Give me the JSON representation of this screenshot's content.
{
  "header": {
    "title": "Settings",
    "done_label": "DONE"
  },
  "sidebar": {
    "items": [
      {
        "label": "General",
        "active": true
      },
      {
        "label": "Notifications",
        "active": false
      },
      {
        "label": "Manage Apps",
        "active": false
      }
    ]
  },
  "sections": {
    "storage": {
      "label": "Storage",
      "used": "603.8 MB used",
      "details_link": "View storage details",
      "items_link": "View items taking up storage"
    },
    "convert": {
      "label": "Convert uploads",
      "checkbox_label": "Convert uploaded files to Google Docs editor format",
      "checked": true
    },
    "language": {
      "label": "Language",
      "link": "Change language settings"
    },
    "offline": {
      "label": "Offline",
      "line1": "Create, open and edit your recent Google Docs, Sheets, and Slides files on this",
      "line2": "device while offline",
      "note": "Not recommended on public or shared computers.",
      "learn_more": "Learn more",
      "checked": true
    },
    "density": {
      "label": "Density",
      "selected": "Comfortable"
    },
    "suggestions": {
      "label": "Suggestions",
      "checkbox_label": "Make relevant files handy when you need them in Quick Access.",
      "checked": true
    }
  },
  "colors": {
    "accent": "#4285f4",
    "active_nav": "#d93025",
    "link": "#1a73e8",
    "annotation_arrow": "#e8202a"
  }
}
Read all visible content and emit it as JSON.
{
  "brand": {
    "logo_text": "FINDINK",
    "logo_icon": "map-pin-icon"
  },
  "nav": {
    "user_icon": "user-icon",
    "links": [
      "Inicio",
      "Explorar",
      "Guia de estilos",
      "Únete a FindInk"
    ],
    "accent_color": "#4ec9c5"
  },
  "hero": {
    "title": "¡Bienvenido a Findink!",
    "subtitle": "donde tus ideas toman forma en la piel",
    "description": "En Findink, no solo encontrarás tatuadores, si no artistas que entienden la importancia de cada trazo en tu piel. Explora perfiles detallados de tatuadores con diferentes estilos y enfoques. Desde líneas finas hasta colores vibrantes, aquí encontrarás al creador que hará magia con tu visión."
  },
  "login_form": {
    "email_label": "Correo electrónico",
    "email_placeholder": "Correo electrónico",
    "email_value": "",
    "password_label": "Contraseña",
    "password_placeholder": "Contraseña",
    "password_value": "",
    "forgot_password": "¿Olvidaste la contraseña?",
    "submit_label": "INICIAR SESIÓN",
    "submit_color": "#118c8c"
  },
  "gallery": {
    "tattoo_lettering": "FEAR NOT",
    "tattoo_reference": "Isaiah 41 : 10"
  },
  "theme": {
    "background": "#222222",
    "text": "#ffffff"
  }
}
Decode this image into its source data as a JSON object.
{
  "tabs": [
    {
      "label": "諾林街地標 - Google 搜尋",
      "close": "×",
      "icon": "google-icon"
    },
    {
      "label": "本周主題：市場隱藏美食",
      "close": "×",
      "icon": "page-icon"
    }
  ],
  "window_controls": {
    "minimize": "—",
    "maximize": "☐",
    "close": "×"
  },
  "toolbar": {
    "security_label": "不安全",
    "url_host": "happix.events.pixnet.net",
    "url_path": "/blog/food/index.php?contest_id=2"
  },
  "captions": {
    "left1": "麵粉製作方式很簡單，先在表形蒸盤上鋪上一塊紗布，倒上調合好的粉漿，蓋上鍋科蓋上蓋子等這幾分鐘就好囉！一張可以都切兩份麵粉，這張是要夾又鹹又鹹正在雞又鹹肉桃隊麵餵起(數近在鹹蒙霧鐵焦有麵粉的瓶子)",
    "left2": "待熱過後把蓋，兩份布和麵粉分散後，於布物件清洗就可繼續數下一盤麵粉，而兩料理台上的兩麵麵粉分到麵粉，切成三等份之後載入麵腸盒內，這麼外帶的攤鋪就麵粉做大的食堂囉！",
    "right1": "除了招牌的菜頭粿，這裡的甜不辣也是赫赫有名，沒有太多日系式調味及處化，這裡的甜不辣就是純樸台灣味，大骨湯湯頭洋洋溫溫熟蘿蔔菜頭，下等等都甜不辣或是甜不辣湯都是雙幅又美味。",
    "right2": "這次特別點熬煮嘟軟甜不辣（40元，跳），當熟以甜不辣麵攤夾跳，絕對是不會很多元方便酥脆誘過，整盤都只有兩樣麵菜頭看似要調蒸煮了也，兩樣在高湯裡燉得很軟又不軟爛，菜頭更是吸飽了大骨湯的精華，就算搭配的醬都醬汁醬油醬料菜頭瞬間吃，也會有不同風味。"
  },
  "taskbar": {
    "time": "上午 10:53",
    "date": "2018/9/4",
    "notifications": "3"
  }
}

* * * *

■ Directions for this task ■
Go through the entries and repeat each one exactly.

■ Full answer ■
Give me the JSON representation of this screenshot's content.
{
  "header": {
    "title": "Settings",
    "done_label": "DONE"
  },
  "sidebar": {
    "items": [
      {
        "label": "General",
        "active": true
      },
      {
        "label": "Notifications",
        "active": false
      },
      {
        "label": "Manage Apps",
        "active": false
      }
    ]
  },
  "sections": {
    "storage": {
      "label": "Storage",
      "used": "603.8 MB used",
      "details_link": "View storage details",
      "items_link": "View items taking up storage"
    },
    "convert": {
      "label": "Convert uploads",
      "checkbox_label": "Convert uploaded files to Google Docs editor format",
      "checked": true
    },
    "language": {
      "label": "Language",
      "link": "Change language settings"
    },
    "offline": {
      "label": "Offline",
      "line1": "Create, open and edit your recent Google Docs, Sheets, and Slides files on this",
      "line2": "device while offline",
      "note": "Not recommended on public or shared computers.",
      "learn_more": "Learn more",
      "checked": true
    },
    "density": {
      "label": "Density",
      "selected": "Comfortable"
    },
    "suggestions": {
      "label": "Suggestions",
      "checkbox_label": "Make relevant files handy when you need them in Quick Access.",
      "checked": true
    }
  },
  "colors": {
    "accent": "#4285f4",
    "active_nav": "#d93025",
    "link": "#1a73e8",
    "annotation_arrow": "#e8202a"
  }
}
Read all visible content and emit it as JSON.
{
  "brand": {
    "logo_text": "FINDINK",
    "logo_icon": "map-pin-icon"
  },
  "nav": {
    "user_icon": "user-icon",
    "links": [
      "Inicio",
      "Explorar",
      "Guia de estilos",
      "Únete a FindInk"
    ],
    "accent_color": "#4ec9c5"
  },
  "hero": {
    "title": "¡Bienvenido a Findink!",
    "subtitle": "donde tus ideas toman forma en la piel",
    "description": "En Findink, no solo encontrarás tatuadores, si no artistas que entienden la importancia de cada trazo en tu piel. Explora perfiles detallados de tatuadores con diferentes estilos y enfoques. Desde líneas finas hasta colores vibrantes, aquí encontrarás al creador que hará magia con tu visión."
  },
  "login_form": {
    "email_label": "Correo electrónico",
    "email_placeholder": "Correo electrónico",
    "email_value": "",
    "password_label": "Contraseña",
    "password_placeholder": "Contraseña",
    "password_value": "",
    "forgot_password": "¿Olvidaste la contraseña?",
    "submit_label": "INICIAR SESIÓN",
    "submit_color": "#118c8c"
  },
  "gallery": {
    "tattoo_lettering": "FEAR NOT",
    "tattoo_reference": "Isaiah 41 : 10"
  },
  "theme": {
    "background": "#222222",
    "text": "#ffffff"
  }
}
Decode this image into its source data as a JSON object.
{
  "tabs": [
    {
      "label": "諾林街地標 - Google 搜尋",
      "close": "×",
      "icon": "google-icon"
    },
    {
      "label": "本周主題：市場隱藏美食",
      "close": "×",
      "icon": "page-icon"
    }
  ],
  "window_controls": {
    "minimize": "—",
    "maximize": "☐",
    "close": "×"
  },
  "toolbar": {
    "security_label": "不安全",
    "url_host": "happix.events.pixnet.net",
    "url_path": "/blog/food/index.php?contest_id=2"
  },
  "captions": {
    "left1": "麵粉製作方式很簡單，先在表形蒸盤上鋪上一塊紗布，倒上調合好的粉漿，蓋上鍋科蓋上蓋子等這幾分鐘就好囉！一張可以都切兩份麵粉，這張是要夾又鹹又鹹正在雞又鹹肉桃隊麵餵起(數近在鹹蒙霧鐵焦有麵粉的瓶子)",
    "left2": "待熱過後把蓋，兩份布和麵粉分散後，於布物件清洗就可繼續數下一盤麵粉，而兩料理台上的兩麵麵粉分到麵粉，切成三等份之後載入麵腸盒內，這麼外帶的攤鋪就麵粉做大的食堂囉！",
    "right1": "除了招牌的菜頭粿，這裡的甜不辣也是赫赫有名，沒有太多日系式調味及處化，這裡的甜不辣就是純樸台灣味，大骨湯湯頭洋洋溫溫熟蘿蔔菜頭，下等等都甜不辣或是甜不辣湯都是雙幅又美味。",
    "right2": "這次特別點熬煮嘟軟甜不辣（40元，跳），當熟以甜不辣麵攤夾跳，絕對是不會很多元方便酥脆誘過，整盤都只有兩樣麵菜頭看似要調蒸煮了也，兩樣在高湯裡燉得很軟又不軟爛，菜頭更是吸飽了大骨湯的精華，就算搭配的醬都醬汁醬油醬料菜頭瞬間吃，也會有不同風味。"
  },
  "taskbar": {
    "time": "上午 10:53",
    "date": "2018/9/4",
    "notifications": "3"
  }
}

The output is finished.